=== TASK PROMPT ===
Transcribe the listing exactly, leaving out every picture.

Data extracted from a collection:
-=-=-=-=-

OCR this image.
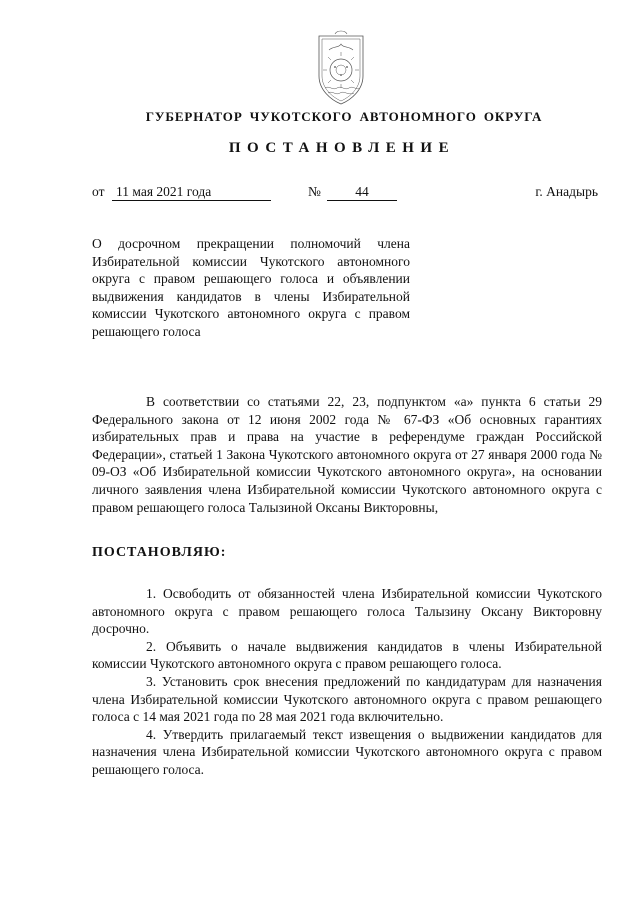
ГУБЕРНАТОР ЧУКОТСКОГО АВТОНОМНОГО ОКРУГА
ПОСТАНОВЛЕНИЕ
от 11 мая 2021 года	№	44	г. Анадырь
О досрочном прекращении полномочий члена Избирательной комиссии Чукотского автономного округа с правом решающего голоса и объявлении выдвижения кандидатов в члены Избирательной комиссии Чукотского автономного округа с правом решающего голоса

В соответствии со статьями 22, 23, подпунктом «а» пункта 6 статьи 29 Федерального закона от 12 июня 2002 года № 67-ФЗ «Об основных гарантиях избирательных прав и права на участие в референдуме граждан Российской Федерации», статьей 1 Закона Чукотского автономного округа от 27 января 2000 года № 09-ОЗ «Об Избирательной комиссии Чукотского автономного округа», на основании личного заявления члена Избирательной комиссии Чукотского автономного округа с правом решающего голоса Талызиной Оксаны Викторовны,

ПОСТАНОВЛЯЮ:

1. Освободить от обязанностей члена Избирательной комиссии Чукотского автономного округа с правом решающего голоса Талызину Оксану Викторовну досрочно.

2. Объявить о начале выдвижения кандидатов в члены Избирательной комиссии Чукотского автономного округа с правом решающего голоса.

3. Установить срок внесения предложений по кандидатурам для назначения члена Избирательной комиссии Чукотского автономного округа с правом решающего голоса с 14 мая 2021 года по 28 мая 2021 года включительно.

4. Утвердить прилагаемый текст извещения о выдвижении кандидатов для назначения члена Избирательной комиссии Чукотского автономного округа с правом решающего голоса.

-=-=-=-=-

=== ANSWER BELOW ===
OCR this image.
ГУБЕРНАТОР ЧУКОТСКОГО АВТОНОМНОГО ОКРУГА
ПОСТАНОВЛЕНИЕ
от 11 мая 2021 года	№	44	г. Анадырь
О досрочном прекращении полномочий члена Избирательной комиссии Чукотского автономного округа с правом решающего голоса и объявлении выдвижения кандидатов в члены Избирательной комиссии Чукотского автономного округа с правом решающего голоса

В соответствии со статьями 22, 23, подпунктом «а» пункта 6 статьи 29 Федерального закона от 12 июня 2002 года № 67-ФЗ «Об основных гарантиях избирательных прав и права на участие в референдуме граждан Российской Федерации», статьей 1 Закона Чукотского автономного округа от 27 января 2000 года № 09-ОЗ «Об Избирательной комиссии Чукотского автономного округа», на основании личного заявления члена Избирательной комиссии Чукотского автономного округа с правом решающего голоса Талызиной Оксаны Викторовны,

ПОСТАНОВЛЯЮ:

1. Освободить от обязанностей члена Избирательной комиссии Чукотского автономного округа с правом решающего голоса Талызину Оксану Викторовну досрочно.

2. Объявить о начале выдвижения кандидатов в члены Избирательной комиссии Чукотского автономного округа с правом решающего голоса.

3. Установить срок внесения предложений по кандидатурам для назначения члена Избирательной комиссии Чукотского автономного округа с правом решающего голоса с 14 мая 2021 года по 28 мая 2021 года включительно.

4. Утвердить прилагаемый текст извещения о выдвижении кандидатов для назначения члена Избирательной комиссии Чукотского автономного округа с правом решающего голоса.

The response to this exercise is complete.